++++ Supplied records

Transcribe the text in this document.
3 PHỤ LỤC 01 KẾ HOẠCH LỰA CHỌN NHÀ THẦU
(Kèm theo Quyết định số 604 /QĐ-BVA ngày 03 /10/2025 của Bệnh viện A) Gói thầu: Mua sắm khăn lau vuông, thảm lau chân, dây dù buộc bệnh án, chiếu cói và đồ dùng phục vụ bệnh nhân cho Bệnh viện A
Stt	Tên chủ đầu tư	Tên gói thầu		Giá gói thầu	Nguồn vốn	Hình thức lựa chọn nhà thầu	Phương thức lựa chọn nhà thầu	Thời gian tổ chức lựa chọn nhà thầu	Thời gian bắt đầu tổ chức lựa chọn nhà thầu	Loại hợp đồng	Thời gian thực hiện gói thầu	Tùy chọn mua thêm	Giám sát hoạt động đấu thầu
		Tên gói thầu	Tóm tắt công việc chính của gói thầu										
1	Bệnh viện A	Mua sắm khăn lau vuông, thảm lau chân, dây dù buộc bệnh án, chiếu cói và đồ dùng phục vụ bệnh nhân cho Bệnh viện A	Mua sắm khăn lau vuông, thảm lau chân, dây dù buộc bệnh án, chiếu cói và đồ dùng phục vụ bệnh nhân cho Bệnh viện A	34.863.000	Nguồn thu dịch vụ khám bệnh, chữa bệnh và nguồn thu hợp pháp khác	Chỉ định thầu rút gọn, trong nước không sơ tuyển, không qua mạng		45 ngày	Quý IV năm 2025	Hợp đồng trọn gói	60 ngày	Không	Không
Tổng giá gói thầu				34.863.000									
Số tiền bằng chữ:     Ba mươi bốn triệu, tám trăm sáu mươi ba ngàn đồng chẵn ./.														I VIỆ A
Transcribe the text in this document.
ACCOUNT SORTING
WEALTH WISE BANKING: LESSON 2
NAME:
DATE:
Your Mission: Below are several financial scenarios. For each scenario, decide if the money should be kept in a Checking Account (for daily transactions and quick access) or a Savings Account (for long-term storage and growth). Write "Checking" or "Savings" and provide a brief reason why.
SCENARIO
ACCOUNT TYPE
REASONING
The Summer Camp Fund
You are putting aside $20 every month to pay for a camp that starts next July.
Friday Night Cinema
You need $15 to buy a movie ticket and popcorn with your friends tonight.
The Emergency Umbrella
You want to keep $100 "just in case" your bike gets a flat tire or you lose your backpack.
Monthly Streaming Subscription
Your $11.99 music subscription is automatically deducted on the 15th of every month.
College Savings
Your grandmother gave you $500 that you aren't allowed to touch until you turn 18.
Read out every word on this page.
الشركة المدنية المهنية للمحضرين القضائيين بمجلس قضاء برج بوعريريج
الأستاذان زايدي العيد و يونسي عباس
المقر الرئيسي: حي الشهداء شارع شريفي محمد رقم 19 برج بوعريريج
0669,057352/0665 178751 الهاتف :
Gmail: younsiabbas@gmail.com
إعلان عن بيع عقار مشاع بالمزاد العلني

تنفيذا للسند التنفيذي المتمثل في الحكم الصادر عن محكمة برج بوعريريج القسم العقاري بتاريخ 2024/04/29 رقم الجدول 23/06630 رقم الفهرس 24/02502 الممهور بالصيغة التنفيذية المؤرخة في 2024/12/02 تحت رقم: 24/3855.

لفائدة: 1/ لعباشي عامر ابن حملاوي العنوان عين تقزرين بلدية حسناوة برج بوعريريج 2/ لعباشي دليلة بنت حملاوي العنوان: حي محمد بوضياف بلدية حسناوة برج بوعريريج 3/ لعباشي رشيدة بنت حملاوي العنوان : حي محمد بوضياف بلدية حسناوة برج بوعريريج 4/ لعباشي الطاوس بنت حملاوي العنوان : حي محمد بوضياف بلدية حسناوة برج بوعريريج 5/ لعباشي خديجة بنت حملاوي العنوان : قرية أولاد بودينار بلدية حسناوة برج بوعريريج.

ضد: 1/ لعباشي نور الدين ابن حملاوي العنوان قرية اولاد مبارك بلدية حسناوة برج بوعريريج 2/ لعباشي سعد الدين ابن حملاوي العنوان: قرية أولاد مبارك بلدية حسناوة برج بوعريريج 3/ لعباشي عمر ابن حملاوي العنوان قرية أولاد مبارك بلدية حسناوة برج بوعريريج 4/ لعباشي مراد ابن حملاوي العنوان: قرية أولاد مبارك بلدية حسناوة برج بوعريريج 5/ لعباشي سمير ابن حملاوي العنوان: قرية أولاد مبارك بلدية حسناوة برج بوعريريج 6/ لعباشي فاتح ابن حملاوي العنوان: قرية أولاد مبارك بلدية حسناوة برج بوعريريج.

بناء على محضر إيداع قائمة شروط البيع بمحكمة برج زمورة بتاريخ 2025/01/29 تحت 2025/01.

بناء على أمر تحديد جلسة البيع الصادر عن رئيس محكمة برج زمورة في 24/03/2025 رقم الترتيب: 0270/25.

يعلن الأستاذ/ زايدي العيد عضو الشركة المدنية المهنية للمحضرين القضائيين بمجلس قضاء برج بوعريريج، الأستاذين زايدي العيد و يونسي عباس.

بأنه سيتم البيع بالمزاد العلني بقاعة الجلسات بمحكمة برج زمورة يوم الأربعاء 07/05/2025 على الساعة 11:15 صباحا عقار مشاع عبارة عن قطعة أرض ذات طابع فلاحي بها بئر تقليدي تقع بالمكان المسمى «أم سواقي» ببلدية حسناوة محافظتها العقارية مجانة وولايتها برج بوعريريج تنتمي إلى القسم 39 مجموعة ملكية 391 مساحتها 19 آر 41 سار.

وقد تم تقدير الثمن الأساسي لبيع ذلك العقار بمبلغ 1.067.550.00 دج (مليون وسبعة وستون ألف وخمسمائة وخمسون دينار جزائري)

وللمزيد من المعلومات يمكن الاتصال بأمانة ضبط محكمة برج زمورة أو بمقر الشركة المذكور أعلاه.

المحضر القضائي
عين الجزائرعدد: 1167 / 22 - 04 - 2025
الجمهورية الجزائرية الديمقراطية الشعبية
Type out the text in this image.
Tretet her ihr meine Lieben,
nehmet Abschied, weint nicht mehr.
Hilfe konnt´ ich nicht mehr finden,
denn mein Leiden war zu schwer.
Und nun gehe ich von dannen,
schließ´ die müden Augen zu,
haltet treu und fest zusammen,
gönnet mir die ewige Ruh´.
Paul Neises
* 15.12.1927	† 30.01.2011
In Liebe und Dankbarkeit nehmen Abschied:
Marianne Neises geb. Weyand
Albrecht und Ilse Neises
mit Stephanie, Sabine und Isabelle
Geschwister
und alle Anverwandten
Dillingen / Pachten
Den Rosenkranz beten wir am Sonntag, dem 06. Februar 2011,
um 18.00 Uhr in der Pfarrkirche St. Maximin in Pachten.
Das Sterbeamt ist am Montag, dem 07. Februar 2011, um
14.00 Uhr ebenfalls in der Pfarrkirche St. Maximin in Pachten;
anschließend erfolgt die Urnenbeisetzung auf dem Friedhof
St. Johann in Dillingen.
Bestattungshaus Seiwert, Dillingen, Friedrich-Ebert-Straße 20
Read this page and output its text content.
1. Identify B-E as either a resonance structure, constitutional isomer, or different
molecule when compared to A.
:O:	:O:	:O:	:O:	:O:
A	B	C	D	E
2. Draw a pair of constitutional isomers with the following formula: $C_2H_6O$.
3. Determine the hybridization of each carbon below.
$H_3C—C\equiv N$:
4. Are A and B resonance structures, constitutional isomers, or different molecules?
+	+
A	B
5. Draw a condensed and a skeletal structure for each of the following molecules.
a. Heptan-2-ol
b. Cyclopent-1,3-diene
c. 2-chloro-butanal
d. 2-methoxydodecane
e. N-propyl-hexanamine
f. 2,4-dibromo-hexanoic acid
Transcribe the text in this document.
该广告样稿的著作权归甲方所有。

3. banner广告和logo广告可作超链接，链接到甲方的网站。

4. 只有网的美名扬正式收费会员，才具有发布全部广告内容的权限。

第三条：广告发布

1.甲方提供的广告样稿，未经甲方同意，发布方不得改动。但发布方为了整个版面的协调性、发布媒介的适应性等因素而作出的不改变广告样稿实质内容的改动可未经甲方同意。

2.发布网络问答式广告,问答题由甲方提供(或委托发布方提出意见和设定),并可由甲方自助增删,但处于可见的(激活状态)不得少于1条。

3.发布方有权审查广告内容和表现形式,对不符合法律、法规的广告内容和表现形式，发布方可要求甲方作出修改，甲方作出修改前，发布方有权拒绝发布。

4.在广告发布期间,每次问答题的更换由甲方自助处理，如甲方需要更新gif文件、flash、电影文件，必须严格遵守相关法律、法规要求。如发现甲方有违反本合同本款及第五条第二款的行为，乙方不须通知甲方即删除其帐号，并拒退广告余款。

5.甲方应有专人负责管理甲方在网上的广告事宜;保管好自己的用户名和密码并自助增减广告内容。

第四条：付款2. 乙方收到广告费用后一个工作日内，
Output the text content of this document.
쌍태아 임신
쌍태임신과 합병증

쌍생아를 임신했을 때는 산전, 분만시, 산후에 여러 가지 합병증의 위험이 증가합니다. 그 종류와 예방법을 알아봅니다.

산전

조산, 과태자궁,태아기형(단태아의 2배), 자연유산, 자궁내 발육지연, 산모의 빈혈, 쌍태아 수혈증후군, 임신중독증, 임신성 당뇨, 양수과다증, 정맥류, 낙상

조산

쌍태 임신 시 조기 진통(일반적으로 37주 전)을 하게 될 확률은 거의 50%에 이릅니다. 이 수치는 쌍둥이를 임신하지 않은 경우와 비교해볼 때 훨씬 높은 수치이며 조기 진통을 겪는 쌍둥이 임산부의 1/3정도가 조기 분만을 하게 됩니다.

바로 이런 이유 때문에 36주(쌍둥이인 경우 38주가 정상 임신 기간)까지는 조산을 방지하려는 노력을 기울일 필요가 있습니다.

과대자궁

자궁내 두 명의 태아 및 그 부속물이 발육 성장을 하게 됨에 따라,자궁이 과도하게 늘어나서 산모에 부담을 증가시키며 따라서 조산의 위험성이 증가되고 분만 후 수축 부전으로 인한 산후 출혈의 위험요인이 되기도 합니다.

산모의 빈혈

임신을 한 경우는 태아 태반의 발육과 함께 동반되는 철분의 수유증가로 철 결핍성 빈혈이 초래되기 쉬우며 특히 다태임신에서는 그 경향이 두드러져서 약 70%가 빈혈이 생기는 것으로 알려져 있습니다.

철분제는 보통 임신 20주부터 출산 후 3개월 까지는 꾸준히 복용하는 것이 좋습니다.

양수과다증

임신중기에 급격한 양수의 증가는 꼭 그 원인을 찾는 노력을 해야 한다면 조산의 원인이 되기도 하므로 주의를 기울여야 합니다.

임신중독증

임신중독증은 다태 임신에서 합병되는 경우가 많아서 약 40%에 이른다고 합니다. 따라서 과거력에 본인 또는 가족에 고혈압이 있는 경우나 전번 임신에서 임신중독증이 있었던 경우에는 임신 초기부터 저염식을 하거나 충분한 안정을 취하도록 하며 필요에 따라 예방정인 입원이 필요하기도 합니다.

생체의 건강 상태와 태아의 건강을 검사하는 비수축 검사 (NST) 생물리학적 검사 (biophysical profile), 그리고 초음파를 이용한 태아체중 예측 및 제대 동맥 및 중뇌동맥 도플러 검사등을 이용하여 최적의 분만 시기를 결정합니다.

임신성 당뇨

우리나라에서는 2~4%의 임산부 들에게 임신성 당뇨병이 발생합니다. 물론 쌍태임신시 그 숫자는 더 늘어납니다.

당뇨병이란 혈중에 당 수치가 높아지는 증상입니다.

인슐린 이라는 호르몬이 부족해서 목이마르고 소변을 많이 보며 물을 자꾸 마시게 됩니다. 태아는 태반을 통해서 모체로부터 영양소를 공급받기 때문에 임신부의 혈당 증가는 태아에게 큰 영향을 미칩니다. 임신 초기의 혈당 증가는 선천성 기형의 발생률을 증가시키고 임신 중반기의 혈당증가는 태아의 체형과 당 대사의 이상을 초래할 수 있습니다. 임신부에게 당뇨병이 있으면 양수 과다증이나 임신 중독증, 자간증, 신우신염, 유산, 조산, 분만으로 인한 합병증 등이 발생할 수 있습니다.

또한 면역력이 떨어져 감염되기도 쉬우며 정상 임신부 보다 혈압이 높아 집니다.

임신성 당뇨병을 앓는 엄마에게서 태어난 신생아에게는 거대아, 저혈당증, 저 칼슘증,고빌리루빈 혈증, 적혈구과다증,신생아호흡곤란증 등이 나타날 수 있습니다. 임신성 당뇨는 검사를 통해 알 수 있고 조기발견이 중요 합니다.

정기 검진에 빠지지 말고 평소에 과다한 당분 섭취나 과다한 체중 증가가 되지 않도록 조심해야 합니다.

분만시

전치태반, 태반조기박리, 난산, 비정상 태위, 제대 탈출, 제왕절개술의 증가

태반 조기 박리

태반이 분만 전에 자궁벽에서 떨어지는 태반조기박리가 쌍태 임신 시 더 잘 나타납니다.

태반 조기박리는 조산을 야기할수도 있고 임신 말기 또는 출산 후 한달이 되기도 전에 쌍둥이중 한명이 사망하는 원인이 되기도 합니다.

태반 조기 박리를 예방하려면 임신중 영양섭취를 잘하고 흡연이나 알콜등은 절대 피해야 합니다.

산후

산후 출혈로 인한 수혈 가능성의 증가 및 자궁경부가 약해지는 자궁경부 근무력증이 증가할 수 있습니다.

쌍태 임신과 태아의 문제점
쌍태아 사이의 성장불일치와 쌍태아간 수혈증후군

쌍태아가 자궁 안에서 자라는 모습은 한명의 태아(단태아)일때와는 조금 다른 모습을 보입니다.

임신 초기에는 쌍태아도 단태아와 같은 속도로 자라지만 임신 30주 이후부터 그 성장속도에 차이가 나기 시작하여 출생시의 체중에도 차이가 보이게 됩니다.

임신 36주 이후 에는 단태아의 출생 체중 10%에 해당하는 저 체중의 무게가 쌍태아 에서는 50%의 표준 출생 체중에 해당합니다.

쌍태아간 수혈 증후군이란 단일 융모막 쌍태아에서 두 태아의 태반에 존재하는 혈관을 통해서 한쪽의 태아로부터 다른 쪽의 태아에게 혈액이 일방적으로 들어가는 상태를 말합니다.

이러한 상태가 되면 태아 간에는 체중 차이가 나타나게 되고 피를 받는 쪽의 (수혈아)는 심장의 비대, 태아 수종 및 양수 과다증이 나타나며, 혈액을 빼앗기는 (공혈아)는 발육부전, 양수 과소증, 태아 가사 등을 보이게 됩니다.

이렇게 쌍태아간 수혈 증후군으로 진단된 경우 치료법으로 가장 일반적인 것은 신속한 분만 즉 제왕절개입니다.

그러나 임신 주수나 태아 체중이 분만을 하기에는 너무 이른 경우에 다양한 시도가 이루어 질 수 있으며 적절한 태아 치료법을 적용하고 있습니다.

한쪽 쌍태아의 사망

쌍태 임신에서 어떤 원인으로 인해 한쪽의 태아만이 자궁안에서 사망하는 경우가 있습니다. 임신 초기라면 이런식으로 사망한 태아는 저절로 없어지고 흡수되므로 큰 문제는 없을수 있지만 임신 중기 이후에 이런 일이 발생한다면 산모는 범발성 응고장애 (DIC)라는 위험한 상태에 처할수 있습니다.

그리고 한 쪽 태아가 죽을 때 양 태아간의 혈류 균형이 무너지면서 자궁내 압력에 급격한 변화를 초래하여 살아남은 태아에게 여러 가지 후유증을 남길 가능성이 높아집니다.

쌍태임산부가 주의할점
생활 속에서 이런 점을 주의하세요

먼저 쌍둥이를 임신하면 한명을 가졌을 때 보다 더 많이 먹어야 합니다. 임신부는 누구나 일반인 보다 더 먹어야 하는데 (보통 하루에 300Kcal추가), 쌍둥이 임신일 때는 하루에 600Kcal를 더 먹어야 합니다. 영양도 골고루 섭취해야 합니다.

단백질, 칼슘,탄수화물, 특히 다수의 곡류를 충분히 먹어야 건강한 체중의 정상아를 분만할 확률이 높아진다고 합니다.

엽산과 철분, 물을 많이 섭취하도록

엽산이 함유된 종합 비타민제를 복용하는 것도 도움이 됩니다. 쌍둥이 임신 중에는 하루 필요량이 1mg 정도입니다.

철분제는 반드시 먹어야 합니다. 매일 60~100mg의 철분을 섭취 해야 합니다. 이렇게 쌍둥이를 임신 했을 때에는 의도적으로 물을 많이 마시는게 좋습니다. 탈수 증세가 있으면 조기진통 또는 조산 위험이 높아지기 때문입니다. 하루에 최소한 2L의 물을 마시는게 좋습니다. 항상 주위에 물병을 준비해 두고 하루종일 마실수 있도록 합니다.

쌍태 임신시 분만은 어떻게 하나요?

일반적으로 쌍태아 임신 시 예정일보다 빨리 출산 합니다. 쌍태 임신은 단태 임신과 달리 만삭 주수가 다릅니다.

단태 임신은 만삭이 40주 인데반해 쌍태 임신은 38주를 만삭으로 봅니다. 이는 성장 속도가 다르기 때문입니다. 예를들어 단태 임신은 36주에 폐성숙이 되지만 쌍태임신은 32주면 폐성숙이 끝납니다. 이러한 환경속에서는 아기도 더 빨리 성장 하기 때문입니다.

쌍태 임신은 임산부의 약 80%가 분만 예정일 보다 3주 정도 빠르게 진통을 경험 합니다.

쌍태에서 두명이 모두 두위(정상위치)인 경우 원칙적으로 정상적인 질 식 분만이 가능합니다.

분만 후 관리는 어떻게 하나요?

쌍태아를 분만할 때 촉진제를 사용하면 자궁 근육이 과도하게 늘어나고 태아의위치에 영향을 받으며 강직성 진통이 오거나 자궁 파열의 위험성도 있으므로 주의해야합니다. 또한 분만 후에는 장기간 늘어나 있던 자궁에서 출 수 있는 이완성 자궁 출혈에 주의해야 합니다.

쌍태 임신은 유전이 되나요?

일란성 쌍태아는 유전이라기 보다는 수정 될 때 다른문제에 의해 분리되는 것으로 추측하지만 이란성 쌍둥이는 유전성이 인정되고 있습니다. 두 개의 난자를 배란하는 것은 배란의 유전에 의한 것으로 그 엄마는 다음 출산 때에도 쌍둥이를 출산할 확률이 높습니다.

++++++++

**Written exercise:**
Lines that hold the word "nhân" are the ones to return, every one of them.

**The reply:**
(Kèm theo Quyết định số 604 /QĐ-BVA ngày 03 /10/2025 của Bệnh viện A) Gói thầu: Mua sắm khăn lau vuông, thảm lau chân, dây dù buộc bệnh án, chiếu cói và đồ dùng phục vụ bệnh nhân cho Bệnh viện A
1	Bệnh viện A	Mua sắm khăn lau vuông, thảm lau chân, dây dù buộc bệnh án, chiếu cói và đồ dùng phục vụ bệnh nhân cho Bệnh viện A	Mua sắm khăn lau vuông, thảm lau chân, dây dù buộc bệnh án, chiếu cói và đồ dùng phục vụ bệnh nhân cho Bệnh viện A	34.863.000	Nguồn thu dịch vụ khám bệnh, chữa bệnh và nguồn thu hợp pháp khác	Chỉ định thầu rút gọn, trong nước không sơ tuyển, không qua mạng		45 ngày	Quý IV năm 2025	Hợp đồng trọn gói	60 ngày	Không	Không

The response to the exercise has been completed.